◆ **REQUIRED TASK**: Reproduce all the entries exactly.

◆ **LISTING**:
--------------------------------

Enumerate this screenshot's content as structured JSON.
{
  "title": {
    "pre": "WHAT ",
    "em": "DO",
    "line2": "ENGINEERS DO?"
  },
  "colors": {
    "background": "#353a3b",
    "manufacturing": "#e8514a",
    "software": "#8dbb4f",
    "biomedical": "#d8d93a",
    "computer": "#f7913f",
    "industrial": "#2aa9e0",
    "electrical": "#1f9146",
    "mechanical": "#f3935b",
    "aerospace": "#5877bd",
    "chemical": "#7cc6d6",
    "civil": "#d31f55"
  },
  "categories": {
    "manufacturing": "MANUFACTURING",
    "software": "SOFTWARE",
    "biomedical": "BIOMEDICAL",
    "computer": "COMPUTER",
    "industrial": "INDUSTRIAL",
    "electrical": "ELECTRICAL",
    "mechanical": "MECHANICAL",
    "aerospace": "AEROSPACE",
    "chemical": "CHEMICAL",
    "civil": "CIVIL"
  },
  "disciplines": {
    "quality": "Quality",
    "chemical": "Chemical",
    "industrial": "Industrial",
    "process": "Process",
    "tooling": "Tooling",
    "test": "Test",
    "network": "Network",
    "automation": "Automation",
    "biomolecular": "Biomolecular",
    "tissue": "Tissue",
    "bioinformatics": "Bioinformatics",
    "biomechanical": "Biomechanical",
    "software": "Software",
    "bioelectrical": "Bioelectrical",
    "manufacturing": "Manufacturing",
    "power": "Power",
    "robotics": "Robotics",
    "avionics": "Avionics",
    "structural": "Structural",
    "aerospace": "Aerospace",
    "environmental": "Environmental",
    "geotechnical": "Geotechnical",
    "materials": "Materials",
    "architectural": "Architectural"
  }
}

--------------------------------

◆ **ANSWER FOR THIS EXERCISE**:
Enumerate this screenshot's content as structured JSON.
{
  "title": {
    "pre": "WHAT ",
    "em": "DO",
    "line2": "ENGINEERS DO?"
  },
  "colors": {
    "background": "#353a3b",
    "manufacturing": "#e8514a",
    "software": "#8dbb4f",
    "biomedical": "#d8d93a",
    "computer": "#f7913f",
    "industrial": "#2aa9e0",
    "electrical": "#1f9146",
    "mechanical": "#f3935b",
    "aerospace": "#5877bd",
    "chemical": "#7cc6d6",
    "civil": "#d31f55"
  },
  "categories": {
    "manufacturing": "MANUFACTURING",
    "software": "SOFTWARE",
    "biomedical": "BIOMEDICAL",
    "computer": "COMPUTER",
    "industrial": "INDUSTRIAL",
    "electrical": "ELECTRICAL",
    "mechanical": "MECHANICAL",
    "aerospace": "AEROSPACE",
    "chemical": "CHEMICAL",
    "civil": "CIVIL"
  },
  "disciplines": {
    "quality": "Quality",
    "chemical": "Chemical",
    "industrial": "Industrial",
    "process": "Process",
    "tooling": "Tooling",
    "test": "Test",
    "network": "Network",
    "automation": "Automation",
    "biomolecular": "Biomolecular",
    "tissue": "Tissue",
    "bioinformatics": "Bioinformatics",
    "biomechanical": "Biomechanical",
    "software": "Software",
    "bioelectrical": "Bioelectrical",
    "manufacturing": "Manufacturing",
    "power": "Power",
    "robotics": "Robotics",
    "avionics": "Avionics",
    "structural": "Structural",
    "aerospace": "Aerospace",
    "environmental": "Environmental",
    "geotechnical": "Geotechnical",
    "materials": "Materials",
    "architectural": "Architectural"
  }
}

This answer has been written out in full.